» **DIRECTIONS**:
Where a line holds "legend", copy it.

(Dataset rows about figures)
::::::::::

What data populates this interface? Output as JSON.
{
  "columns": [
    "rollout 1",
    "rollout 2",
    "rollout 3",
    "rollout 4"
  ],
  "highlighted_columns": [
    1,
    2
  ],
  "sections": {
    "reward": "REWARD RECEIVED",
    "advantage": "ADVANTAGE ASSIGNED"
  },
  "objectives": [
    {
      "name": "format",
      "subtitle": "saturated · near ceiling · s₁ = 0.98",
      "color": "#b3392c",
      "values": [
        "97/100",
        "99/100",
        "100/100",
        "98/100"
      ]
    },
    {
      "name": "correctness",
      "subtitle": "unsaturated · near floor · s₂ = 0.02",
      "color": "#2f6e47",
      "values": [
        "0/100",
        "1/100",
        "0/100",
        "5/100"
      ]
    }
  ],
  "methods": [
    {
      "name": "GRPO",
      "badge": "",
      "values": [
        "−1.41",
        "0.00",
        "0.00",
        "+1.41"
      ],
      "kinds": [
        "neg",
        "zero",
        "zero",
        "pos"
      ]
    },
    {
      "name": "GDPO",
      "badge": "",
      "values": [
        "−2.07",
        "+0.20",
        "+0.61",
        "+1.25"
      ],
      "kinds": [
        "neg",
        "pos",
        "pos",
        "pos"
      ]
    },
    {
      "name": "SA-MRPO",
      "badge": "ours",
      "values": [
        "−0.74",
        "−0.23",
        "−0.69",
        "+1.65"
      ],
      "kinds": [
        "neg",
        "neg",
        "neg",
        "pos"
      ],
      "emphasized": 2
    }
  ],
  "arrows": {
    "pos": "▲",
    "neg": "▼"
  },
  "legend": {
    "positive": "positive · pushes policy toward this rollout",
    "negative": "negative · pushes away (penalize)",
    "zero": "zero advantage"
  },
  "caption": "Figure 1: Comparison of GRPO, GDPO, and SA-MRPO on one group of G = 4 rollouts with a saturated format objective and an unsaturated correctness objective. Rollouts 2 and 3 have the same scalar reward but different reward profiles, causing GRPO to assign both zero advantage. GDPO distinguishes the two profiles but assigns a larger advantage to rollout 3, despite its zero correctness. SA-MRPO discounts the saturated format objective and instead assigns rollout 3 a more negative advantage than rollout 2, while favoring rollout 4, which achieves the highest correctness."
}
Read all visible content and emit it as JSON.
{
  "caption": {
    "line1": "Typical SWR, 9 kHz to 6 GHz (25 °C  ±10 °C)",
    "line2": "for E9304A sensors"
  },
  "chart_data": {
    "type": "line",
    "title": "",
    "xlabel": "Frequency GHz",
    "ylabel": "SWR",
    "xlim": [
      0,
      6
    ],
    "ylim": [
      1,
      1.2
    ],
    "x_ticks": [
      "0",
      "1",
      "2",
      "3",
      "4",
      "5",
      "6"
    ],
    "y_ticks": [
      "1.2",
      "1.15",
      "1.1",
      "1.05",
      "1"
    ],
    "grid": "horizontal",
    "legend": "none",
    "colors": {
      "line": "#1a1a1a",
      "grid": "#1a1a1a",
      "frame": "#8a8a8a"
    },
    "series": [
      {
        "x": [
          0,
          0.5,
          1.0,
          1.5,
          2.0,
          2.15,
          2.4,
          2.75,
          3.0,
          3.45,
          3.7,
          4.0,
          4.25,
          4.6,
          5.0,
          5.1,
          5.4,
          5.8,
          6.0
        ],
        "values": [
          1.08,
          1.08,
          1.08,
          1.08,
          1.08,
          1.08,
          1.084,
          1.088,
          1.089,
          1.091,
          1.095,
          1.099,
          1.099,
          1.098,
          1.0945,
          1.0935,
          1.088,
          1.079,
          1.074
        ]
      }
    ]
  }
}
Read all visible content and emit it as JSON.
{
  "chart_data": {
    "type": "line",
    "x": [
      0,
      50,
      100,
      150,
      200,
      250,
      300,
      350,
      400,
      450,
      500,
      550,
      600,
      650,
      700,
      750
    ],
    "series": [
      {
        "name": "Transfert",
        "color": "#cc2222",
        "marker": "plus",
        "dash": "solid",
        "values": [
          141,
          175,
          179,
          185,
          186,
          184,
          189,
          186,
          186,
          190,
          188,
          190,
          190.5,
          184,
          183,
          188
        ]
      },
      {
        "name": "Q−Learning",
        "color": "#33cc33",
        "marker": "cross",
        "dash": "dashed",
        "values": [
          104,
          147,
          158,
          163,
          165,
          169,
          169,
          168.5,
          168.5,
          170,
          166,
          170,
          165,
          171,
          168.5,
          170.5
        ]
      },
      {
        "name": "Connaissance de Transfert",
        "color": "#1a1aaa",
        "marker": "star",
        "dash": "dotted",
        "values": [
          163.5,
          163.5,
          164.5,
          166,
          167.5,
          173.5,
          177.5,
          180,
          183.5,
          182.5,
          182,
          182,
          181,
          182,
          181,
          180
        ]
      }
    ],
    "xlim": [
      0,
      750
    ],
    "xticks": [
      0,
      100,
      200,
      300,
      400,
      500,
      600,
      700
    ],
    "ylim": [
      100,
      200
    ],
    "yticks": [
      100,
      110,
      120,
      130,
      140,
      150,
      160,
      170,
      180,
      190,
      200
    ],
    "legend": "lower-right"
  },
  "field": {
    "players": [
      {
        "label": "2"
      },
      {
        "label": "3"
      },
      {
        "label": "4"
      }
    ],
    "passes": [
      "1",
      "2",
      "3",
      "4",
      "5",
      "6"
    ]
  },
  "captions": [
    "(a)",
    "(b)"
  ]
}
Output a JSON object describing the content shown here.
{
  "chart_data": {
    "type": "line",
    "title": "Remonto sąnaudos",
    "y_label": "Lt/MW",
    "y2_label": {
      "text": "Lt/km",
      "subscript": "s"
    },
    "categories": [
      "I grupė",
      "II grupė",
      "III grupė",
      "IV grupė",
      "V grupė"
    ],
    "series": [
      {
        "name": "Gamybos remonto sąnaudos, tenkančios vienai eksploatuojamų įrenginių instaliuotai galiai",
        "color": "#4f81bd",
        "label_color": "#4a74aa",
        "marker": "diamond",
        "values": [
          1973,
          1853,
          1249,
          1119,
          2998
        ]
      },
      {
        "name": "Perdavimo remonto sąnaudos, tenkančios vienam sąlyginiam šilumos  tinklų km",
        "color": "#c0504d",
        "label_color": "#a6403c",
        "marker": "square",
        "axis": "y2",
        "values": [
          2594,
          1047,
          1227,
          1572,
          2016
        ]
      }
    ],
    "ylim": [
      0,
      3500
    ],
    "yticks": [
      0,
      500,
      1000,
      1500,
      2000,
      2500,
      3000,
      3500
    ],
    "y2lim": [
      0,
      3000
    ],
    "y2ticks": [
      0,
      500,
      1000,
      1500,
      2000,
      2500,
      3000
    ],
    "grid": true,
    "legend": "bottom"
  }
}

::::::::::

» **REPLY**:
  "legend": {
    "legend": "none",
    "legend": "lower-right"
    "legend": "bottom"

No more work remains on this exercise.